Dataset items:
┏━━

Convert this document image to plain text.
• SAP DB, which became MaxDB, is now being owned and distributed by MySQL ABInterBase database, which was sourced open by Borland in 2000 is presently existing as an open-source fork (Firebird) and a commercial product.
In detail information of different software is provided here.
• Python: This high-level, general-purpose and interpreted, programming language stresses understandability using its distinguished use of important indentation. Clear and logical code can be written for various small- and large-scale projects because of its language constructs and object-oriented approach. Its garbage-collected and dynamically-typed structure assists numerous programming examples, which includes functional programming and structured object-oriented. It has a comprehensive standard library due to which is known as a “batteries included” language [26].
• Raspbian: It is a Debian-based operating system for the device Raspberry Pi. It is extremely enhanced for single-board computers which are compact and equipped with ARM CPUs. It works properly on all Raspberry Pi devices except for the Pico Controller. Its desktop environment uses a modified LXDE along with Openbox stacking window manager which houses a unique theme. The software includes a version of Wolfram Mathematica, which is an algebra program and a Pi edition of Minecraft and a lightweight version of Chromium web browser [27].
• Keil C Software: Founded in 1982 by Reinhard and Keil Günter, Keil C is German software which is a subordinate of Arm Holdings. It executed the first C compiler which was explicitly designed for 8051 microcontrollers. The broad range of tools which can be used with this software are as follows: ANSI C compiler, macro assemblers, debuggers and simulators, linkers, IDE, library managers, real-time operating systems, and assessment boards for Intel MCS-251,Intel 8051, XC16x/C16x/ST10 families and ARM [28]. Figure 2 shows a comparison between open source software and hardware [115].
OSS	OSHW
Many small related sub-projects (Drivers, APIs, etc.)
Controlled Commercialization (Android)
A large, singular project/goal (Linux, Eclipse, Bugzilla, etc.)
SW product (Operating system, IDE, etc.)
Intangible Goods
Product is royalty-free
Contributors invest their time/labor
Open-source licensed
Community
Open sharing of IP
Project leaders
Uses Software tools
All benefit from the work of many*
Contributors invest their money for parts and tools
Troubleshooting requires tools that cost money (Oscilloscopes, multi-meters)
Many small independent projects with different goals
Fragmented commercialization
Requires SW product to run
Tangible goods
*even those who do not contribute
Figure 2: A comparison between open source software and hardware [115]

┗━━
┏━━

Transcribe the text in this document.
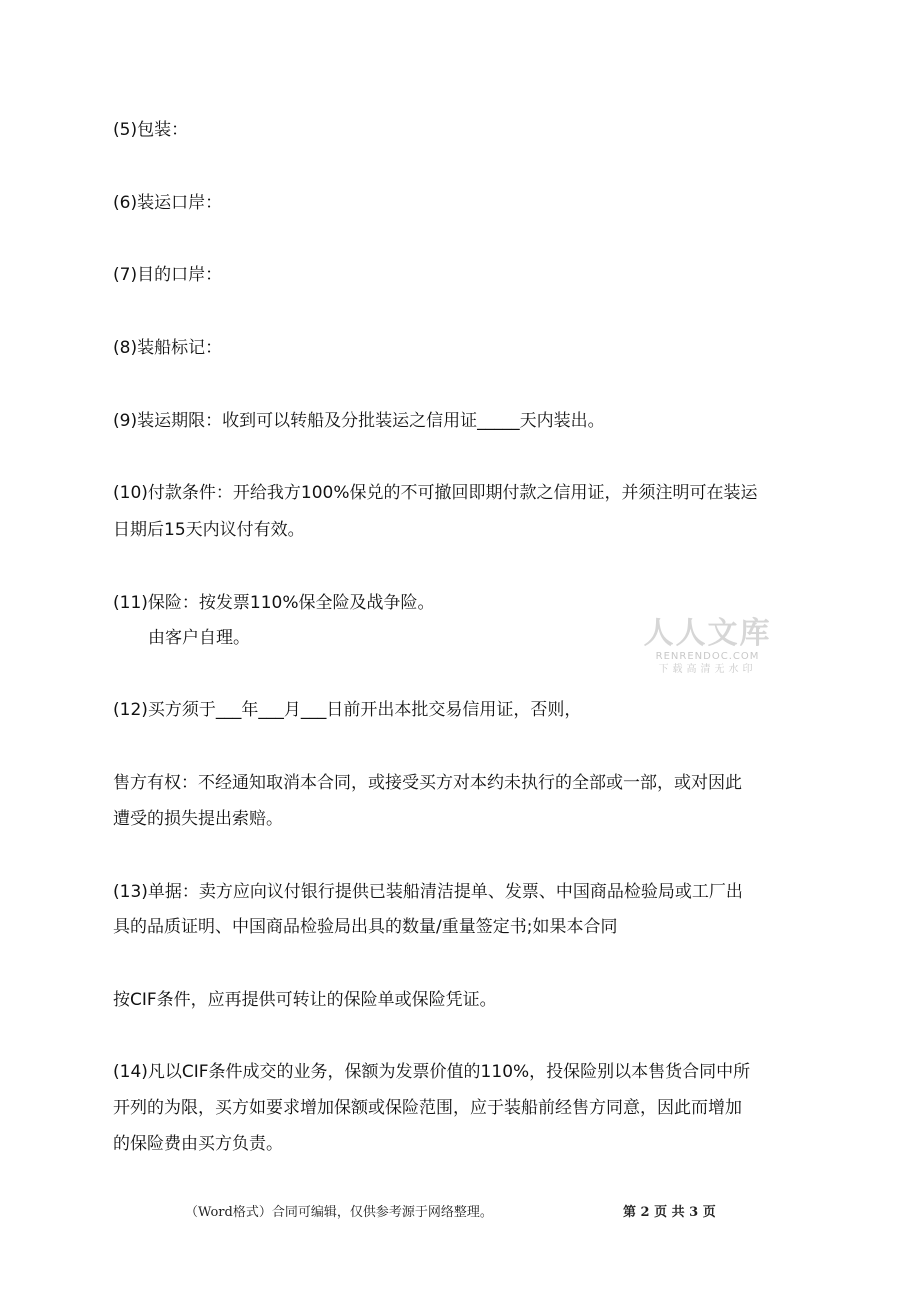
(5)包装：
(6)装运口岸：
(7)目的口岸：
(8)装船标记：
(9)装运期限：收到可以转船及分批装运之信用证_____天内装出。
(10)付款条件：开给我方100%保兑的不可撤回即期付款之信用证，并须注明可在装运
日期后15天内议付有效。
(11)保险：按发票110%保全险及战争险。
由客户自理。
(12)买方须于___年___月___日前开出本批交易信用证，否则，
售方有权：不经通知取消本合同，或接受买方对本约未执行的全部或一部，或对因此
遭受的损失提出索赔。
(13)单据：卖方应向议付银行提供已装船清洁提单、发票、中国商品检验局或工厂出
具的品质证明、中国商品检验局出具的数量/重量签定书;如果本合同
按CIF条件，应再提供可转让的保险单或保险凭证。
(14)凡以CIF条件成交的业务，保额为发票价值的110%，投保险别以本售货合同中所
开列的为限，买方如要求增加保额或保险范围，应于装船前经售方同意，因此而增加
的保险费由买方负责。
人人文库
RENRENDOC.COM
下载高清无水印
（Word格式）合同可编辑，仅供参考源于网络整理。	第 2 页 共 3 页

┗━━

> _To be done_: Count the lines in the records above that contain the word "money", and give only that number.

> _Full output_: 2